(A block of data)
+===+

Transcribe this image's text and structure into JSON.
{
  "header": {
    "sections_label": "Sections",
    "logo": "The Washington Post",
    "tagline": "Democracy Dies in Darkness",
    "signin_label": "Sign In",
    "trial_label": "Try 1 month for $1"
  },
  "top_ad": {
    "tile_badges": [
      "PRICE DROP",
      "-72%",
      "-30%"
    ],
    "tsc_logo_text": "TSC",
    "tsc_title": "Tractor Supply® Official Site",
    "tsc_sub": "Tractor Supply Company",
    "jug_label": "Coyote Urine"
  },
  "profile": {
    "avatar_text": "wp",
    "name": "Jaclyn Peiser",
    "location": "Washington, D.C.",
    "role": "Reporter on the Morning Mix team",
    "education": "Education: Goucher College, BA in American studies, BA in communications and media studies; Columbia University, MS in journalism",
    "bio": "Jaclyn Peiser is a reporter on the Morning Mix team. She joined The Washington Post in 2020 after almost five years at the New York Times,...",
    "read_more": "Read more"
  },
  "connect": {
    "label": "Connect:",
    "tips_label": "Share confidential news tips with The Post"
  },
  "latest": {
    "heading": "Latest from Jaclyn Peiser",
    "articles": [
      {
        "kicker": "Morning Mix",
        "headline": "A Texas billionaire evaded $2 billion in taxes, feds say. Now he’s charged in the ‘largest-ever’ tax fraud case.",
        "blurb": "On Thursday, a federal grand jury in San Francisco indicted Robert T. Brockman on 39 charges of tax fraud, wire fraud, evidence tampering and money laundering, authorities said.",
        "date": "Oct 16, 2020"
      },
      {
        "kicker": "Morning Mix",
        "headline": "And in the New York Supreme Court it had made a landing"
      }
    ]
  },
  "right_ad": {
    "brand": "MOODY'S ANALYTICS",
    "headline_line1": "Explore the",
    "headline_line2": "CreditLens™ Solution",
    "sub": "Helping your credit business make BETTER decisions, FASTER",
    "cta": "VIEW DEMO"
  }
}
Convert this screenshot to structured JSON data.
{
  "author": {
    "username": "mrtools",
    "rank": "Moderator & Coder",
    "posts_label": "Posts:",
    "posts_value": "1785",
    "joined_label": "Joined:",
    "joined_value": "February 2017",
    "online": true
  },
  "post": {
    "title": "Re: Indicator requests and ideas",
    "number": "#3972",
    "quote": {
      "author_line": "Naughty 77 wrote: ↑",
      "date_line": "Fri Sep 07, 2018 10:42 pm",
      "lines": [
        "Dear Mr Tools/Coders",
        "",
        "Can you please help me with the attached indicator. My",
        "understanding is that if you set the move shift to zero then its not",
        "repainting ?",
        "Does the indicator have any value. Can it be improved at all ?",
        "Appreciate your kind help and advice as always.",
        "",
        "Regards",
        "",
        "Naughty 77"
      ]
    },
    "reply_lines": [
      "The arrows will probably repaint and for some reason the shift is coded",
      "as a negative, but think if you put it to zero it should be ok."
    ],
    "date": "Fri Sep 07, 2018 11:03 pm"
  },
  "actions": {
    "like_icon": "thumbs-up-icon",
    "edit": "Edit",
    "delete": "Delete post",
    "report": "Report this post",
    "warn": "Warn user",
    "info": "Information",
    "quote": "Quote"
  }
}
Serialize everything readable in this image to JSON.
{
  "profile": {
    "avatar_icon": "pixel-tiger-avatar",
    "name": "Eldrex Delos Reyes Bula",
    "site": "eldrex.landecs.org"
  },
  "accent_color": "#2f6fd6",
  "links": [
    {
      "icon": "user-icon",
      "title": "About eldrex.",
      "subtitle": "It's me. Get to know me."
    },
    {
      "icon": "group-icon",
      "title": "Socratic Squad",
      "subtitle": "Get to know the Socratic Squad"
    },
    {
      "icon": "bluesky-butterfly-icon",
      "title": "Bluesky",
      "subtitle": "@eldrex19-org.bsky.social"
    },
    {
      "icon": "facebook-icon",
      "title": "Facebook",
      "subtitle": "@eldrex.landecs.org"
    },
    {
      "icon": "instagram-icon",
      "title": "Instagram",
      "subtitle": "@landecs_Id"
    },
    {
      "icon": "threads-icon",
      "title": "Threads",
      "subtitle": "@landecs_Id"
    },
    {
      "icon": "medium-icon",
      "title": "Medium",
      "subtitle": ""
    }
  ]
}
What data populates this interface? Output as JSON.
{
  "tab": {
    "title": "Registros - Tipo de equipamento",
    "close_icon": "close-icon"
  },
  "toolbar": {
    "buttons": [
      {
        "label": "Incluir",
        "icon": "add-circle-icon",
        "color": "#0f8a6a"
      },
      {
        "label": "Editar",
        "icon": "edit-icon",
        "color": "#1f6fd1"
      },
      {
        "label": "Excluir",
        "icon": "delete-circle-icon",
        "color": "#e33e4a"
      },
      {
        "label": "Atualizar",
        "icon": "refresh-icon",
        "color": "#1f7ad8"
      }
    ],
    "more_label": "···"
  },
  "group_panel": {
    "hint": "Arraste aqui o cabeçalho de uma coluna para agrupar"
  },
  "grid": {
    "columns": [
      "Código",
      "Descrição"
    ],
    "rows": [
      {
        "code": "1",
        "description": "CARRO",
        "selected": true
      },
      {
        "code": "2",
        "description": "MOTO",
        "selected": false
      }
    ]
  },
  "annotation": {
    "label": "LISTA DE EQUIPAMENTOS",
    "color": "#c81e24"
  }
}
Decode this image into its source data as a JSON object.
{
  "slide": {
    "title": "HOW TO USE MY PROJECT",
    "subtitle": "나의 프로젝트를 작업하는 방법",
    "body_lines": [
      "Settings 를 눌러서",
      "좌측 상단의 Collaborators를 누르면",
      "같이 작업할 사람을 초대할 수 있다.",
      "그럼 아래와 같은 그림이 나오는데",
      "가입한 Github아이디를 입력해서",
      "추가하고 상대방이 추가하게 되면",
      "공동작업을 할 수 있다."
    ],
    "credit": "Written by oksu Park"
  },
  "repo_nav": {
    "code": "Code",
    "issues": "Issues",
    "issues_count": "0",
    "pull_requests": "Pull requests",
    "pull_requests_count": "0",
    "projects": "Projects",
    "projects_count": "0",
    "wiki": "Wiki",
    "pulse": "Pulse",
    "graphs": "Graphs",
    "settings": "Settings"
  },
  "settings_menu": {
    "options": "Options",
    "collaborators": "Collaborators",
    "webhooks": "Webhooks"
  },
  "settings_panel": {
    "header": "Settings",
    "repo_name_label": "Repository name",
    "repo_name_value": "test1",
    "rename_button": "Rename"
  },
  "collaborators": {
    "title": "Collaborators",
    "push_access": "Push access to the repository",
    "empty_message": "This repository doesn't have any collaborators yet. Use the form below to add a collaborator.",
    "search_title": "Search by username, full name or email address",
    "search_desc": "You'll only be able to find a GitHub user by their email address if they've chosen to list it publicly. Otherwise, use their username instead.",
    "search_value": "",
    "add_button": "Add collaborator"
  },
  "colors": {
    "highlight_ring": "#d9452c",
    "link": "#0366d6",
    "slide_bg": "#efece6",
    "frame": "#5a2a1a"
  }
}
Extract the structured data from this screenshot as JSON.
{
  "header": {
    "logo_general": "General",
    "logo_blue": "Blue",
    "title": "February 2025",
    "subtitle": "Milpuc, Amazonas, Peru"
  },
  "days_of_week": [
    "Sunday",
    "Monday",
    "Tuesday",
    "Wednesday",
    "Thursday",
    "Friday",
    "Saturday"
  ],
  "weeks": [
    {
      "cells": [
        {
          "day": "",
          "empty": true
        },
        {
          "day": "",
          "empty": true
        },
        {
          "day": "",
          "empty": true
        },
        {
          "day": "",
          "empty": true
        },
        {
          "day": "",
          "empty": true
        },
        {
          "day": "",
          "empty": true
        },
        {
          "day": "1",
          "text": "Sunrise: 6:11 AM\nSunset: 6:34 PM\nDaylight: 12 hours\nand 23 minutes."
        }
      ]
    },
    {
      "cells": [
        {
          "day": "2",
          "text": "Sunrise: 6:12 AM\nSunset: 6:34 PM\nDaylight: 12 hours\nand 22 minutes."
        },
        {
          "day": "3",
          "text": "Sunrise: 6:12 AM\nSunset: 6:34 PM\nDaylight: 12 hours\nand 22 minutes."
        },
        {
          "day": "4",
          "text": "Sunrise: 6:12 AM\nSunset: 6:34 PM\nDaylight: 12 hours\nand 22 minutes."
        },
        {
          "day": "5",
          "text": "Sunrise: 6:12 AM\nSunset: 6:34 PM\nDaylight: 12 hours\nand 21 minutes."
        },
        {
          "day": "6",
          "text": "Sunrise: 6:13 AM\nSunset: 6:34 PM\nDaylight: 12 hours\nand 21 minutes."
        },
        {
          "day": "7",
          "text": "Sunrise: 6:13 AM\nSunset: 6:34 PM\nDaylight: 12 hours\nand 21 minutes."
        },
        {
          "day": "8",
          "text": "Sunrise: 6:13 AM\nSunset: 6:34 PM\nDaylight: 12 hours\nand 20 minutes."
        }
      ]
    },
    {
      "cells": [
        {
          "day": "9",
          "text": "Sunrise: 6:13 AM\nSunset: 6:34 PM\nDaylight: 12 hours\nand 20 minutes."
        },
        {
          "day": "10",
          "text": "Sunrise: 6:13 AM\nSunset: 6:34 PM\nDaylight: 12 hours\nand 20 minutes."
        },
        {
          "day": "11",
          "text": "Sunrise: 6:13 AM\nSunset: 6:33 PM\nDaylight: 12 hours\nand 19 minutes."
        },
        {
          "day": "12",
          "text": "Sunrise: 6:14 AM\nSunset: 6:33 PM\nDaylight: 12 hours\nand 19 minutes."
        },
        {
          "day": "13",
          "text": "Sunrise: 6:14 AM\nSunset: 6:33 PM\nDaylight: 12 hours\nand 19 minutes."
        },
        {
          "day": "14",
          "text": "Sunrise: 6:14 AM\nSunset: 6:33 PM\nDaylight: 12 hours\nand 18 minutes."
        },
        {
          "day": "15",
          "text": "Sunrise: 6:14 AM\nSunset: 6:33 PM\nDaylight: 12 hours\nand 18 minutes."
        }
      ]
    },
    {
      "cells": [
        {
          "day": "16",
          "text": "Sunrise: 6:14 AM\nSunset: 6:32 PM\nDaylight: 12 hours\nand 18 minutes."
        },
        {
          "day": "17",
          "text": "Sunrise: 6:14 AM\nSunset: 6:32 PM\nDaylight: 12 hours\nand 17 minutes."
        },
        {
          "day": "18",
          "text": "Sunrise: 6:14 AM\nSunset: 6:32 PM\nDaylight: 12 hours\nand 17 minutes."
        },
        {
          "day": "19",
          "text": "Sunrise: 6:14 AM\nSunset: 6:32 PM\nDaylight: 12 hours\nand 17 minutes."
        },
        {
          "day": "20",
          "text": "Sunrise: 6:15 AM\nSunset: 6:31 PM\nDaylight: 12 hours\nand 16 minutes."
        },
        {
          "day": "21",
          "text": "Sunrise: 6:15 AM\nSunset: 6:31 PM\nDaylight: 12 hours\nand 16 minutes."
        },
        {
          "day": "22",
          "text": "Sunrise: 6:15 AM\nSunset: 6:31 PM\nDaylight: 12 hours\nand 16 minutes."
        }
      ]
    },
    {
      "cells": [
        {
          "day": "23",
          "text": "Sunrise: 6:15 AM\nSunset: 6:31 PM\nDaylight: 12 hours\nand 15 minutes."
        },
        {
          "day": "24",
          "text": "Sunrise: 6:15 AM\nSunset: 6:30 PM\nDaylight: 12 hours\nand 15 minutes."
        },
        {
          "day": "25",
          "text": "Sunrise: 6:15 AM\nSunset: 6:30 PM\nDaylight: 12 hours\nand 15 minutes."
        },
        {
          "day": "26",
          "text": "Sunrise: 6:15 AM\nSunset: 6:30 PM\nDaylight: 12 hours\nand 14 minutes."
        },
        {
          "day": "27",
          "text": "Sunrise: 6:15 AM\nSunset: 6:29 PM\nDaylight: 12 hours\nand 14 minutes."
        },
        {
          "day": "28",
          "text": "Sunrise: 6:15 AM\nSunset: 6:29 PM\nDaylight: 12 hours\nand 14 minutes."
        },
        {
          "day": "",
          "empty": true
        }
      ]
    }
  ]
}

+===+

Show each line holding the word "structured".

Convert this screenshot to structured JSON data.
Extract the structured data from this screenshot as JSON.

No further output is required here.